Using the records below, locate all lines containing "Interesting" and return them.

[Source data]
---------------
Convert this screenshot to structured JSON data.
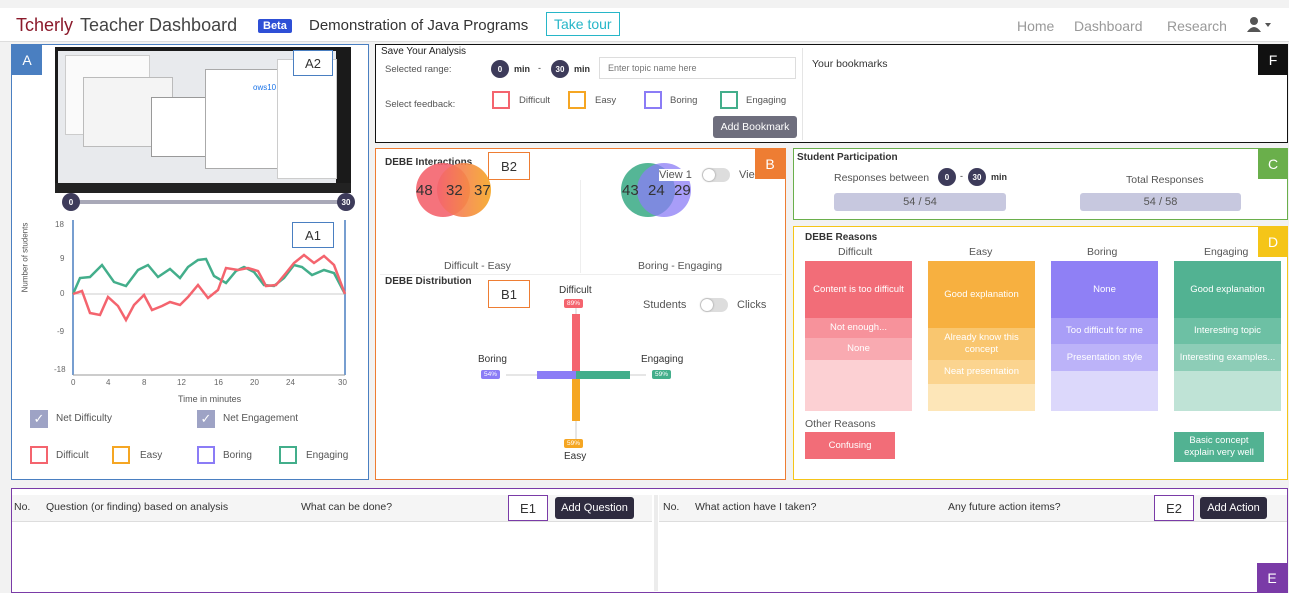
{
  "app": {
    "brand": "Tcherly",
    "title": "Teacher Dashboard",
    "badge": "Beta",
    "course": "Demonstration of Java Programs",
    "tour": "Take tour"
  },
  "nav": {
    "home": "Home",
    "dashboard": "Dashboard",
    "research": "Research"
  },
  "colors": {
    "difficult": "#f4646e",
    "easy": "#f5a623",
    "boring": "#8b7cf6",
    "engaging": "#43ae8b",
    "brand": "#8b1a2b",
    "accent": "#27b6c8"
  },
  "tags": {
    "A": "A",
    "A1": "A1",
    "A2": "A2",
    "B": "B",
    "B1": "B1",
    "B2": "B2",
    "C": "C",
    "D": "D",
    "E": "E",
    "E1": "E1",
    "E2": "E2",
    "F": "F"
  },
  "video": {
    "start": "0",
    "end": "30",
    "screen_text": "ows10"
  },
  "timeline": {
    "ylabel": "Number of students",
    "xlabel": "Time in minutes",
    "yticks": [
      "18",
      "9",
      "0",
      "-9",
      "-18"
    ],
    "xticks": [
      "0",
      "4",
      "8",
      "12",
      "16",
      "20",
      "24",
      "30"
    ]
  },
  "legend": {
    "net_difficulty": "Net Difficulty",
    "net_engagement": "Net Engagement",
    "difficult": "Difficult",
    "easy": "Easy",
    "boring": "Boring",
    "engaging": "Engaging"
  },
  "save": {
    "title": "Save Your Analysis",
    "range_label": "Selected range:",
    "from": "0",
    "to": "30",
    "unit": "min",
    "placeholder": "Enter topic name here",
    "feedback_label": "Select feedback:",
    "add": "Add Bookmark",
    "bookmarks": "Your bookmarks"
  },
  "interactions": {
    "title": "DEBE Interactions",
    "view1": "View 1",
    "view2": "Vie",
    "de_left": "48",
    "de_mid": "32",
    "de_right": "37",
    "be_left": "43",
    "be_mid": "24",
    "be_right": "29",
    "de_label": "Difficult - Easy",
    "be_label": "Boring - Engaging"
  },
  "distribution": {
    "title": "DEBE Distribution",
    "students": "Students",
    "clicks": "Clicks",
    "difficult": "Difficult",
    "easy": "Easy",
    "boring": "Boring",
    "engaging": "Engaging",
    "difficult_pct": "89%",
    "easy_pct": "59%",
    "boring_pct": "54%",
    "engaging_pct": "59%"
  },
  "participation": {
    "title": "Student Participation",
    "between": "Responses between",
    "from": "0",
    "to": "30",
    "unit": "min",
    "total": "Total Responses",
    "responses": "54 / 54",
    "total_value": "54 / 58"
  },
  "reasons": {
    "title": "DEBE Reasons",
    "other": "Other Reasons",
    "difficult": [
      "Content is too difficult",
      "Not enough...",
      "None"
    ],
    "easy": [
      "Good explanation",
      "Already know this concept",
      "Neat presentation"
    ],
    "boring": [
      "None",
      "Too difficult for me",
      "Presentation style"
    ],
    "engaging": [
      "Good explanation",
      "Interesting topic",
      "Interesting examples..."
    ],
    "other_difficult": "Confusing",
    "other_engaging": "Basic concept explain very well"
  },
  "questions": {
    "no": "No.",
    "question": "Question (or finding) based on analysis",
    "todo": "What can be done?",
    "add": "Add Question"
  },
  "actions": {
    "no": "No.",
    "taken": "What action have I taken?",
    "future": "Any future action items?",
    "add": "Add Action"
  }
}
---------------
■ Answer for the task:
      "Interesting topic",
      "Interesting examples..."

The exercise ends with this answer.